#### Written exercise:
Transcribe the listing exactly, leaving out every picture.

[start Entries]

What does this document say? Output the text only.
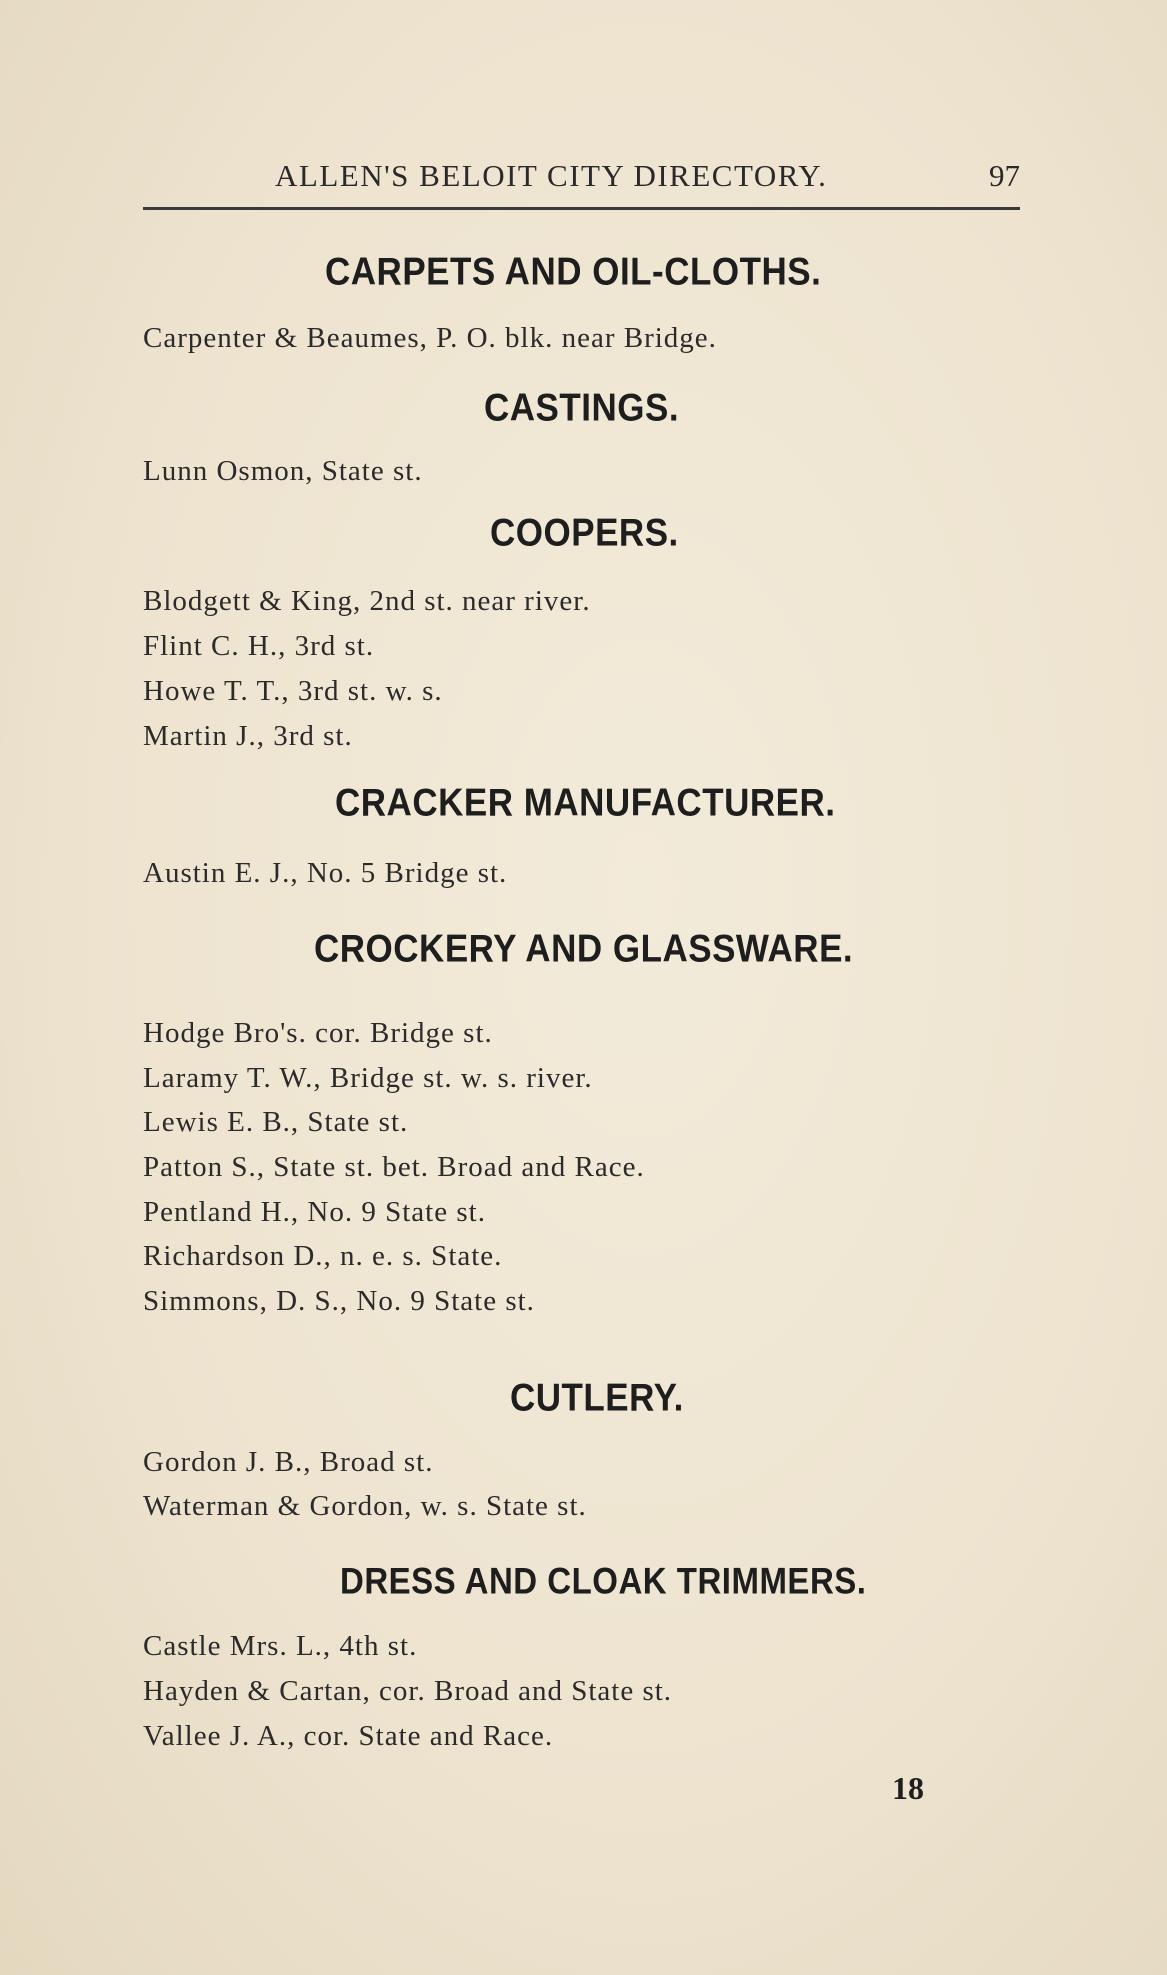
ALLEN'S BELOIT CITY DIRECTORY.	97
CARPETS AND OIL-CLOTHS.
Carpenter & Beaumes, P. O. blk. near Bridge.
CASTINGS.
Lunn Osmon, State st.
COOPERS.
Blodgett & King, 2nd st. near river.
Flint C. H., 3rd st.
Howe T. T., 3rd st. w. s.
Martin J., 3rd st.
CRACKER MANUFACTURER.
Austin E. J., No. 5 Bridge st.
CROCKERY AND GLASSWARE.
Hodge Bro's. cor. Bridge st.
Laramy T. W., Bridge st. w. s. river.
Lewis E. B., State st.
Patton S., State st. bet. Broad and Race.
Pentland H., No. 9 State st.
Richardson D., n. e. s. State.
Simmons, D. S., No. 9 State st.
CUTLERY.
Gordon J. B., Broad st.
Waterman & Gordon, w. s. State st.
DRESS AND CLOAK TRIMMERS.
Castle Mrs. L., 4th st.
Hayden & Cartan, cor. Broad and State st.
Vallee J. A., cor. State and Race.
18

[end Entries]

#### Written answer:
What does this document say? Output the text only.
ALLEN'S BELOIT CITY DIRECTORY.	97
CARPETS AND OIL-CLOTHS.
Carpenter & Beaumes, P. O. blk. near Bridge.
CASTINGS.
Lunn Osmon, State st.
COOPERS.
Blodgett & King, 2nd st. near river.
Flint C. H., 3rd st.
Howe T. T., 3rd st. w. s.
Martin J., 3rd st.
CRACKER MANUFACTURER.
Austin E. J., No. 5 Bridge st.
CROCKERY AND GLASSWARE.
Hodge Bro's. cor. Bridge st.
Laramy T. W., Bridge st. w. s. river.
Lewis E. B., State st.
Patton S., State st. bet. Broad and Race.
Pentland H., No. 9 State st.
Richardson D., n. e. s. State.
Simmons, D. S., No. 9 State st.
CUTLERY.
Gordon J. B., Broad st.
Waterman & Gordon, w. s. State st.
DRESS AND CLOAK TRIMMERS.
Castle Mrs. L., 4th st.
Hayden & Cartan, cor. Broad and State st.
Vallee J. A., cor. State and Race.
18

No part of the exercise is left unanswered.